# Listed records:
__________
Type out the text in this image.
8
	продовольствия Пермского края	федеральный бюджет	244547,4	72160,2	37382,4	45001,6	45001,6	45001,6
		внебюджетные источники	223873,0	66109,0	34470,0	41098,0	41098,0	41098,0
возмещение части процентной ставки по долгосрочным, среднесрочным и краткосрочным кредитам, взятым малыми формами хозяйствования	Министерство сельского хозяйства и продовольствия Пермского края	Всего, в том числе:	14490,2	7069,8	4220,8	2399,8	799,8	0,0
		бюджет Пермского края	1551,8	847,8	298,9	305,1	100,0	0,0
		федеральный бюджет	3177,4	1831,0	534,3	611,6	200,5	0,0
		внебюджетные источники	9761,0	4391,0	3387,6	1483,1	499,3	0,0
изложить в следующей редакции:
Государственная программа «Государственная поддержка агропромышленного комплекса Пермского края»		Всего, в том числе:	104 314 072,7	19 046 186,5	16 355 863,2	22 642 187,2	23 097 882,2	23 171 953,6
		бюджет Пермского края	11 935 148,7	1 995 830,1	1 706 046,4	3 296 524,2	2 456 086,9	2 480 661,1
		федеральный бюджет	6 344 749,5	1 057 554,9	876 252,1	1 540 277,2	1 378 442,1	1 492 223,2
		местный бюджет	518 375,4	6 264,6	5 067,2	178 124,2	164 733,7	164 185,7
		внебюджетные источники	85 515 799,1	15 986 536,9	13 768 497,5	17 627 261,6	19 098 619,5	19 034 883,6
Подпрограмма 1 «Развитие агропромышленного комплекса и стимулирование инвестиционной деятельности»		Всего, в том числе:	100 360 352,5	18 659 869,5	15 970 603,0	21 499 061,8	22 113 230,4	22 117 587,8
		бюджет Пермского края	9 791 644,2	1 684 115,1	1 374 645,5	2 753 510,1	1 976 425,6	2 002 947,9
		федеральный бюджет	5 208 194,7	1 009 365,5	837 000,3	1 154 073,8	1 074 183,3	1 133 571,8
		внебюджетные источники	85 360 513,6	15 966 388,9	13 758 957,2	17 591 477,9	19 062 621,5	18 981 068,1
__________
# Given problem:
Isolate the lines that hold the word "источники" and copy all of them.

# Full response:
		внебюджетные источники	223873,0	66109,0	34470,0	41098,0	41098,0	41098,0
		внебюджетные источники	9761,0	4391,0	3387,6	1483,1	499,3	0,0
		внебюджетные источники	85 515 799,1	15 986 536,9	13 768 497,5	17 627 261,6	19 098 619,5	19 034 883,6
		внебюджетные источники	85 360 513,6	15 966 388,9	13 758 957,2	17 591 477,9	19 062 621,5	18 981 068,1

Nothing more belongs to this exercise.